• TO DO
What follows is a listing. Return every line of it exactly.

• THE DATA

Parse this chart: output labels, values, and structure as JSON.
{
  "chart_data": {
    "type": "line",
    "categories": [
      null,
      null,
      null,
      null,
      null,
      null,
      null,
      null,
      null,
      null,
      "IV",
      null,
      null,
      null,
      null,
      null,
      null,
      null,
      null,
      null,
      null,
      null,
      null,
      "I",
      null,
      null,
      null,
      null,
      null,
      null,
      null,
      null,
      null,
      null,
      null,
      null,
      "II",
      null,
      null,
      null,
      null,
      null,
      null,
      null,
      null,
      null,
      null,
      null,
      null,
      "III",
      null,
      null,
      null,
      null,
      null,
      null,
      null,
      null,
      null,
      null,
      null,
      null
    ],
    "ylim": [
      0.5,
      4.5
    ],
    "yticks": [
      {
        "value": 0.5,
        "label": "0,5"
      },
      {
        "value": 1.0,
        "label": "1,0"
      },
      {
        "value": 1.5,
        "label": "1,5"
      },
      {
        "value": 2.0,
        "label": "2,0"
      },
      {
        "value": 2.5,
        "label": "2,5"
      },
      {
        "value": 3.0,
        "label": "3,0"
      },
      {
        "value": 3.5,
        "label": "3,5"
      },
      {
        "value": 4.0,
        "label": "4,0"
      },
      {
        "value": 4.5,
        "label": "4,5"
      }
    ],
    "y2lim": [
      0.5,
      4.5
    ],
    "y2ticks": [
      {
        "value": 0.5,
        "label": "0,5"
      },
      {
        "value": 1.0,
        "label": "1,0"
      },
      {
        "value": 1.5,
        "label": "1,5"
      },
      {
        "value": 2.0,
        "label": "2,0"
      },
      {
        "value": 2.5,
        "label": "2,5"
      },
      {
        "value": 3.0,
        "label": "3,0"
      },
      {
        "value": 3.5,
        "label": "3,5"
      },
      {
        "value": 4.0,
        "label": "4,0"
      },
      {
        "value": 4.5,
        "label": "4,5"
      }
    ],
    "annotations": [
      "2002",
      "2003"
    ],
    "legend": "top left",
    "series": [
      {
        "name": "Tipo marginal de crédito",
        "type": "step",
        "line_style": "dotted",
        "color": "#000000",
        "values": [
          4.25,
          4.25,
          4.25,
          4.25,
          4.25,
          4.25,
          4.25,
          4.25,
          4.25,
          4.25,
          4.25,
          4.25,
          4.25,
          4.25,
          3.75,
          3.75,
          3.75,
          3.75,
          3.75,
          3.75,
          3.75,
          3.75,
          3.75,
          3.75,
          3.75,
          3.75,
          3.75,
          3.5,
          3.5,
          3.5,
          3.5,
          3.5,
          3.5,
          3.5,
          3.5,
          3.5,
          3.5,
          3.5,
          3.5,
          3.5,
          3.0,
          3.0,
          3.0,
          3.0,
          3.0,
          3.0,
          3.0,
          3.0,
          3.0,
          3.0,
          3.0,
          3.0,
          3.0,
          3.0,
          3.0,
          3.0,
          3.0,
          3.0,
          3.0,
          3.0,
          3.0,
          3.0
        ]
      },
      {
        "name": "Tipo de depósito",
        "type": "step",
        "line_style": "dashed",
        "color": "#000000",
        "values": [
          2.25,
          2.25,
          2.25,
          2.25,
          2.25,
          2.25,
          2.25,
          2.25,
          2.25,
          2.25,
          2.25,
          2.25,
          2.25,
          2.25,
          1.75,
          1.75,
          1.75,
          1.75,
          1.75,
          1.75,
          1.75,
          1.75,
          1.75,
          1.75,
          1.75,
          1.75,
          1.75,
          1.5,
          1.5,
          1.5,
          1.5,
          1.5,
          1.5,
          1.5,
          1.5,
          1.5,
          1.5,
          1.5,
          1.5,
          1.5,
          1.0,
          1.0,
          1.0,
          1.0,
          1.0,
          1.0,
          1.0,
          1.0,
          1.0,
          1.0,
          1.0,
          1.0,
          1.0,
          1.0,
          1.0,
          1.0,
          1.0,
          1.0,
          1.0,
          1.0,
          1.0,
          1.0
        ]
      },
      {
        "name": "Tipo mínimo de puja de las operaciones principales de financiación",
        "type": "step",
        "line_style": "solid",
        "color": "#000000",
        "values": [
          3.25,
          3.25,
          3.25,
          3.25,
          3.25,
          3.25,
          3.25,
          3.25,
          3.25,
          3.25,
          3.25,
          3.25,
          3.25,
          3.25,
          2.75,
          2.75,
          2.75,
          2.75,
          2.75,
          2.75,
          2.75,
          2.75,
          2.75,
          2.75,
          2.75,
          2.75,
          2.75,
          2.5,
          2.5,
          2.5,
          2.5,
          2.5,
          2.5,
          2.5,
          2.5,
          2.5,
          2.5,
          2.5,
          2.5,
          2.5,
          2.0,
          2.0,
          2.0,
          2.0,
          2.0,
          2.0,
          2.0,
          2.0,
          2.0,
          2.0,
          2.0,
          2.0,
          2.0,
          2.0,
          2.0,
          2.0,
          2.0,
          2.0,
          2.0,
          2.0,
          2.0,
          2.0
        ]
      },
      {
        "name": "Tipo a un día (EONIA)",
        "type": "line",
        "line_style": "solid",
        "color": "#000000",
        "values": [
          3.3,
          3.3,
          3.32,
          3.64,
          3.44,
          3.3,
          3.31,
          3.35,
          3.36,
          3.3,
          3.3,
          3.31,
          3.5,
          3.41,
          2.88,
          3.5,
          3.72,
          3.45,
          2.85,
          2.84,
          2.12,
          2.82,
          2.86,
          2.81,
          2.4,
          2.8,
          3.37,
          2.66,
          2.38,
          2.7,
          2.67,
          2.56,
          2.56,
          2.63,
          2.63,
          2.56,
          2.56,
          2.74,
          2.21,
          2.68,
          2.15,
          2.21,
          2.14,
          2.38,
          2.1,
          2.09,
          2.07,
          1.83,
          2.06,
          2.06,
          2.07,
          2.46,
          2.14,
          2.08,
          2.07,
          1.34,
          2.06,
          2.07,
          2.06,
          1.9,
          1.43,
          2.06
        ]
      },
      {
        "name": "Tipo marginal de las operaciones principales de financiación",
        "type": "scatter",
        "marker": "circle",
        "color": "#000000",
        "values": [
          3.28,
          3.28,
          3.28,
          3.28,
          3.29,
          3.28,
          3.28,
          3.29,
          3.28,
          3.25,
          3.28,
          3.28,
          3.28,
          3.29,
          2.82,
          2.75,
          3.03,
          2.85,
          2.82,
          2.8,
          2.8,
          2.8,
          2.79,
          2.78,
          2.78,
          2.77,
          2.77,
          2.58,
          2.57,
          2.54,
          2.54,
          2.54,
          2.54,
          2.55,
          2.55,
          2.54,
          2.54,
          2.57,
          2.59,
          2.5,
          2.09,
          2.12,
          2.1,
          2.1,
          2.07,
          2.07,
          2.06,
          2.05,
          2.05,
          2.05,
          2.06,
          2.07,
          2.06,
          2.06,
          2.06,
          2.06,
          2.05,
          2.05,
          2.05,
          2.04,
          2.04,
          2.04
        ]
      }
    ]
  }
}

• RESULT OF THE EXERCISE
Parse this chart: output labels, values, and structure as JSON.
{
  "chart_data": {
    "type": "line",
    "categories": [
      null,
      null,
      null,
      null,
      null,
      null,
      null,
      null,
      null,
      null,
      "IV",
      null,
      null,
      null,
      null,
      null,
      null,
      null,
      null,
      null,
      null,
      null,
      null,
      "I",
      null,
      null,
      null,
      null,
      null,
      null,
      null,
      null,
      null,
      null,
      null,
      null,
      "II",
      null,
      null,
      null,
      null,
      null,
      null,
      null,
      null,
      null,
      null,
      null,
      null,
      "III",
      null,
      null,
      null,
      null,
      null,
      null,
      null,
      null,
      null,
      null,
      null,
      null
    ],
    "ylim": [
      0.5,
      4.5
    ],
    "yticks": [
      {
        "value": 0.5,
        "label": "0,5"
      },
      {
        "value": 1.0,
        "label": "1,0"
      },
      {
        "value": 1.5,
        "label": "1,5"
      },
      {
        "value": 2.0,
        "label": "2,0"
      },
      {
        "value": 2.5,
        "label": "2,5"
      },
      {
        "value": 3.0,
        "label": "3,0"
      },
      {
        "value": 3.5,
        "label": "3,5"
      },
      {
        "value": 4.0,
        "label": "4,0"
      },
      {
        "value": 4.5,
        "label": "4,5"
      }
    ],
    "y2lim": [
      0.5,
      4.5
    ],
    "y2ticks": [
      {
        "value": 0.5,
        "label": "0,5"
      },
      {
        "value": 1.0,
        "label": "1,0"
      },
      {
        "value": 1.5,
        "label": "1,5"
      },
      {
        "value": 2.0,
        "label": "2,0"
      },
      {
        "value": 2.5,
        "label": "2,5"
      },
      {
        "value": 3.0,
        "label": "3,0"
      },
      {
        "value": 3.5,
        "label": "3,5"
      },
      {
        "value": 4.0,
        "label": "4,0"
      },
      {
        "value": 4.5,
        "label": "4,5"
      }
    ],
    "annotations": [
      "2002",
      "2003"
    ],
    "legend": "top left",
    "series": [
      {
        "name": "Tipo marginal de crédito",
        "type": "step",
        "line_style": "dotted",
        "color": "#000000",
        "values": [
          4.25,
          4.25,
          4.25,
          4.25,
          4.25,
          4.25,
          4.25,
          4.25,
          4.25,
          4.25,
          4.25,
          4.25,
          4.25,
          4.25,
          3.75,
          3.75,
          3.75,
          3.75,
          3.75,
          3.75,
          3.75,
          3.75,
          3.75,
          3.75,
          3.75,
          3.75,
          3.75,
          3.5,
          3.5,
          3.5,
          3.5,
          3.5,
          3.5,
          3.5,
          3.5,
          3.5,
          3.5,
          3.5,
          3.5,
          3.5,
          3.0,
          3.0,
          3.0,
          3.0,
          3.0,
          3.0,
          3.0,
          3.0,
          3.0,
          3.0,
          3.0,
          3.0,
          3.0,
          3.0,
          3.0,
          3.0,
          3.0,
          3.0,
          3.0,
          3.0,
          3.0,
          3.0
        ]
      },
      {
        "name": "Tipo de depósito",
        "type": "step",
        "line_style": "dashed",
        "color": "#000000",
        "values": [
          2.25,
          2.25,
          2.25,
          2.25,
          2.25,
          2.25,
          2.25,
          2.25,
          2.25,
          2.25,
          2.25,
          2.25,
          2.25,
          2.25,
          1.75,
          1.75,
          1.75,
          1.75,
          1.75,
          1.75,
          1.75,
          1.75,
          1.75,
          1.75,
          1.75,
          1.75,
          1.75,
          1.5,
          1.5,
          1.5,
          1.5,
          1.5,
          1.5,
          1.5,
          1.5,
          1.5,
          1.5,
          1.5,
          1.5,
          1.5,
          1.0,
          1.0,
          1.0,
          1.0,
          1.0,
          1.0,
          1.0,
          1.0,
          1.0,
          1.0,
          1.0,
          1.0,
          1.0,
          1.0,
          1.0,
          1.0,
          1.0,
          1.0,
          1.0,
          1.0,
          1.0,
          1.0
        ]
      },
      {
        "name": "Tipo mínimo de puja de las operaciones principales de financiación",
        "type": "step",
        "line_style": "solid",
        "color": "#000000",
        "values": [
          3.25,
          3.25,
          3.25,
          3.25,
          3.25,
          3.25,
          3.25,
          3.25,
          3.25,
          3.25,
          3.25,
          3.25,
          3.25,
          3.25,
          2.75,
          2.75,
          2.75,
          2.75,
          2.75,
          2.75,
          2.75,
          2.75,
          2.75,
          2.75,
          2.75,
          2.75,
          2.75,
          2.5,
          2.5,
          2.5,
          2.5,
          2.5,
          2.5,
          2.5,
          2.5,
          2.5,
          2.5,
          2.5,
          2.5,
          2.5,
          2.0,
          2.0,
          2.0,
          2.0,
          2.0,
          2.0,
          2.0,
          2.0,
          2.0,
          2.0,
          2.0,
          2.0,
          2.0,
          2.0,
          2.0,
          2.0,
          2.0,
          2.0,
          2.0,
          2.0,
          2.0,
          2.0
        ]
      },
      {
        "name": "Tipo a un día (EONIA)",
        "type": "line",
        "line_style": "solid",
        "color": "#000000",
        "values": [
          3.3,
          3.3,
          3.32,
          3.64,
          3.44,
          3.3,
          3.31,
          3.35,
          3.36,
          3.3,
          3.3,
          3.31,
          3.5,
          3.41,
          2.88,
          3.5,
          3.72,
          3.45,
          2.85,
          2.84,
          2.12,
          2.82,
          2.86,
          2.81,
          2.4,
          2.8,
          3.37,
          2.66,
          2.38,
          2.7,
          2.67,
          2.56,
          2.56,
          2.63,
          2.63,
          2.56,
          2.56,
          2.74,
          2.21,
          2.68,
          2.15,
          2.21,
          2.14,
          2.38,
          2.1,
          2.09,
          2.07,
          1.83,
          2.06,
          2.06,
          2.07,
          2.46,
          2.14,
          2.08,
          2.07,
          1.34,
          2.06,
          2.07,
          2.06,
          1.9,
          1.43,
          2.06
        ]
      },
      {
        "name": "Tipo marginal de las operaciones principales de financiación",
        "type": "scatter",
        "marker": "circle",
        "color": "#000000",
        "values": [
          3.28,
          3.28,
          3.28,
          3.28,
          3.29,
          3.28,
          3.28,
          3.29,
          3.28,
          3.25,
          3.28,
          3.28,
          3.28,
          3.29,
          2.82,
          2.75,
          3.03,
          2.85,
          2.82,
          2.8,
          2.8,
          2.8,
          2.79,
          2.78,
          2.78,
          2.77,
          2.77,
          2.58,
          2.57,
          2.54,
          2.54,
          2.54,
          2.54,
          2.55,
          2.55,
          2.54,
          2.54,
          2.57,
          2.59,
          2.5,
          2.09,
          2.12,
          2.1,
          2.1,
          2.07,
          2.07,
          2.06,
          2.05,
          2.05,
          2.05,
          2.06,
          2.07,
          2.06,
          2.06,
          2.06,
          2.06,
          2.05,
          2.05,
          2.05,
          2.04,
          2.04,
          2.04
        ]
      }
    ]
  }
}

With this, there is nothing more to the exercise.